### Dataset extract

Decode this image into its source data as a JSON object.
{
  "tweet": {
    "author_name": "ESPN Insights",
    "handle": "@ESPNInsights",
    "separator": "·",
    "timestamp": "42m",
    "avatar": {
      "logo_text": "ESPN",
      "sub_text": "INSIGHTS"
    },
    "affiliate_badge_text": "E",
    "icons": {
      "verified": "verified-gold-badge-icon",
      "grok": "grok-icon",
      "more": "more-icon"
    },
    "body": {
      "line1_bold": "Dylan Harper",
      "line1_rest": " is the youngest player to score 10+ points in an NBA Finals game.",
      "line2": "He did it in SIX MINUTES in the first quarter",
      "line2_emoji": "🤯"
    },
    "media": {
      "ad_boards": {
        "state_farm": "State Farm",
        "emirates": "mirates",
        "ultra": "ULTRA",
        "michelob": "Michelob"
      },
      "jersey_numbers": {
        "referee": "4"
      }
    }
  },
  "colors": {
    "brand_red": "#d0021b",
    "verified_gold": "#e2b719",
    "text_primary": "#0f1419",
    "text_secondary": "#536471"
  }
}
* * *
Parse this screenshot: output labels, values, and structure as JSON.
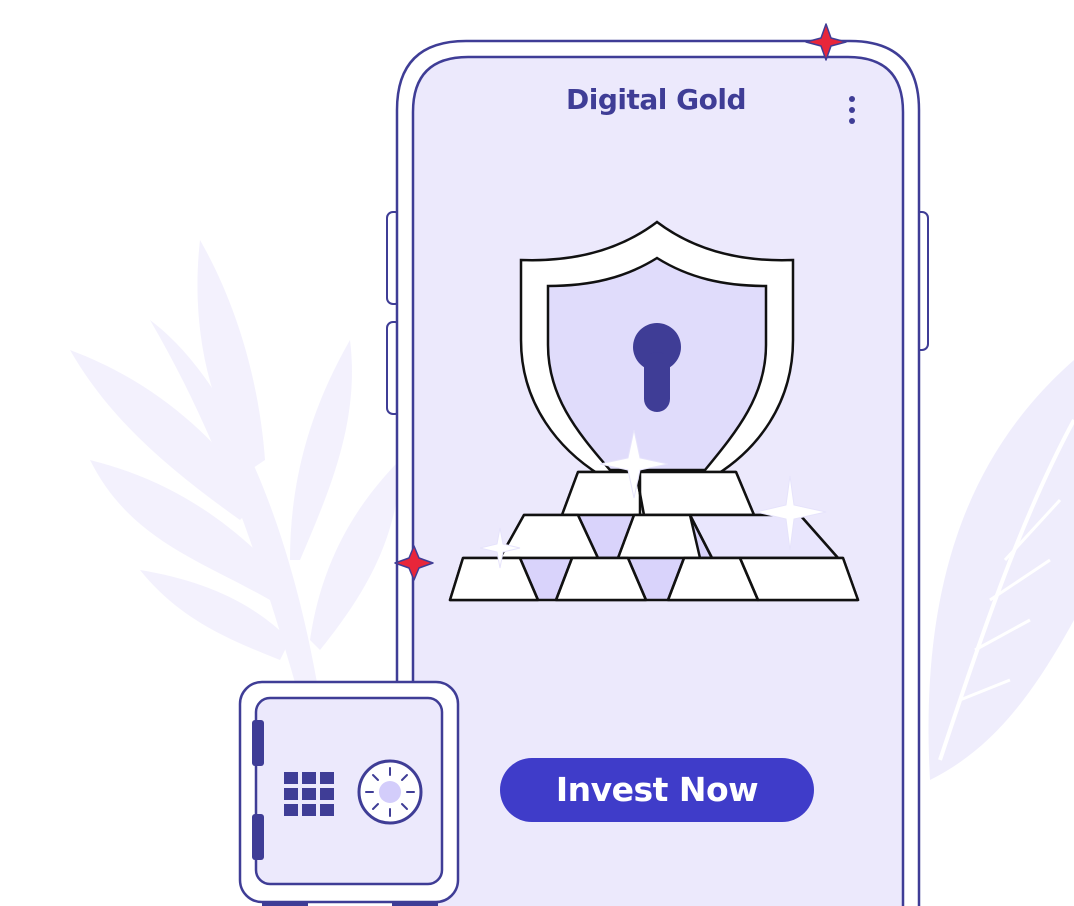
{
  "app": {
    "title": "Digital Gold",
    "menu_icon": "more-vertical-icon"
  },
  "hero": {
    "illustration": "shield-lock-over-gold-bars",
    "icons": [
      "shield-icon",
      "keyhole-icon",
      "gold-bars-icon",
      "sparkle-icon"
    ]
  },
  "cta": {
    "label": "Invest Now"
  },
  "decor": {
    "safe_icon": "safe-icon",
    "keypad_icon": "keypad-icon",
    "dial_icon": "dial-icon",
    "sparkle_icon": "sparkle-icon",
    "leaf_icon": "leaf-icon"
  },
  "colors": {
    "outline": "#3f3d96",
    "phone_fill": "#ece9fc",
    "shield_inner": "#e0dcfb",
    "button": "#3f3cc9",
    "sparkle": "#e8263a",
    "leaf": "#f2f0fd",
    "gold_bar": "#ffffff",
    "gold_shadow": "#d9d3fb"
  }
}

### Stated goal
Look above for every line with the word "this" and copy it.

### The answer
Decode this image into its source data as a JSON object.
Parse this screenshot: output labels, values, and structure as JSON.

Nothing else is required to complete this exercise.